* _EXERCISE DESCRIPTION_
Omit all images. Transcribe the rest of the material below exactly.

* _EXTRACTED MATERIAL_
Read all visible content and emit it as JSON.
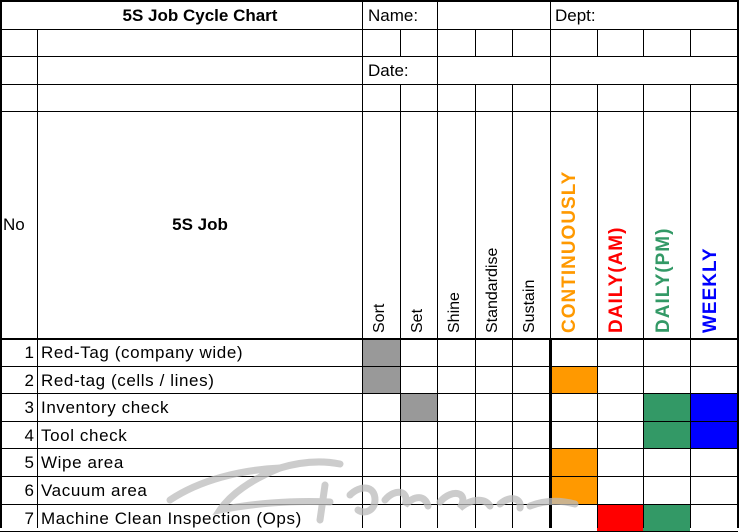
{
  "header": {
    "title": "5S Job Cycle Chart",
    "name_label": "Name:",
    "dept_label": "Dept:",
    "date_label": "Date:"
  },
  "columns": {
    "no": "No",
    "job": "5S Job",
    "s_steps": [
      "Sort",
      "Set",
      "Shine",
      "Standardise",
      "Sustain"
    ],
    "frequencies": [
      {
        "label": "CONTINUOUSLY",
        "color": "#ff9900"
      },
      {
        "label": "DAILY(AM)",
        "color": "#ff0000"
      },
      {
        "label": "DAILY(PM)",
        "color": "#339966"
      },
      {
        "label": "WEEKLY",
        "color": "#0000ff"
      }
    ]
  },
  "fill_colors": {
    "step": "#999999",
    "continuously": "#ff9900",
    "daily_am": "#ff0000",
    "daily_pm": "#339966",
    "weekly": "#0000ff"
  },
  "rows": [
    {
      "no": "1",
      "job": "Red-Tag (company wide)",
      "step": 0,
      "freq": []
    },
    {
      "no": "2",
      "job": "Red-tag (cells / lines)",
      "step": 0,
      "freq": [
        0
      ]
    },
    {
      "no": "3",
      "job": "Inventory check",
      "step": 1,
      "freq": [
        2,
        3
      ]
    },
    {
      "no": "4",
      "job": "Tool check",
      "step": -1,
      "freq": [
        2,
        3
      ]
    },
    {
      "no": "5",
      "job": "Wipe area",
      "step": -1,
      "freq": [
        0
      ]
    },
    {
      "no": "6",
      "job": "Vacuum area",
      "step": -1,
      "freq": [
        0
      ]
    },
    {
      "no": "7",
      "job": "Machine Clean Inspection (Ops)",
      "step": -1,
      "freq": [
        1,
        2
      ]
    }
  ]
}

* _TASK ANSWER_
Read all visible content and emit it as JSON.
{
  "header": {
    "title": "5S Job Cycle Chart",
    "name_label": "Name:",
    "dept_label": "Dept:",
    "date_label": "Date:"
  },
  "columns": {
    "no": "No",
    "job": "5S Job",
    "s_steps": [
      "Sort",
      "Set",
      "Shine",
      "Standardise",
      "Sustain"
    ],
    "frequencies": [
      {
        "label": "CONTINUOUSLY",
        "color": "#ff9900"
      },
      {
        "label": "DAILY(AM)",
        "color": "#ff0000"
      },
      {
        "label": "DAILY(PM)",
        "color": "#339966"
      },
      {
        "label": "WEEKLY",
        "color": "#0000ff"
      }
    ]
  },
  "fill_colors": {
    "step": "#999999",
    "continuously": "#ff9900",
    "daily_am": "#ff0000",
    "daily_pm": "#339966",
    "weekly": "#0000ff"
  },
  "rows": [
    {
      "no": "1",
      "job": "Red-Tag (company wide)",
      "step": 0,
      "freq": []
    },
    {
      "no": "2",
      "job": "Red-tag (cells / lines)",
      "step": 0,
      "freq": [
        0
      ]
    },
    {
      "no": "3",
      "job": "Inventory check",
      "step": 1,
      "freq": [
        2,
        3
      ]
    },
    {
      "no": "4",
      "job": "Tool check",
      "step": -1,
      "freq": [
        2,
        3
      ]
    },
    {
      "no": "5",
      "job": "Wipe area",
      "step": -1,
      "freq": [
        0
      ]
    },
    {
      "no": "6",
      "job": "Vacuum area",
      "step": -1,
      "freq": [
        0
      ]
    },
    {
      "no": "7",
      "job": "Machine Clean Inspection (Ops)",
      "step": -1,
      "freq": [
        1,
        2
      ]
    }
  ]
}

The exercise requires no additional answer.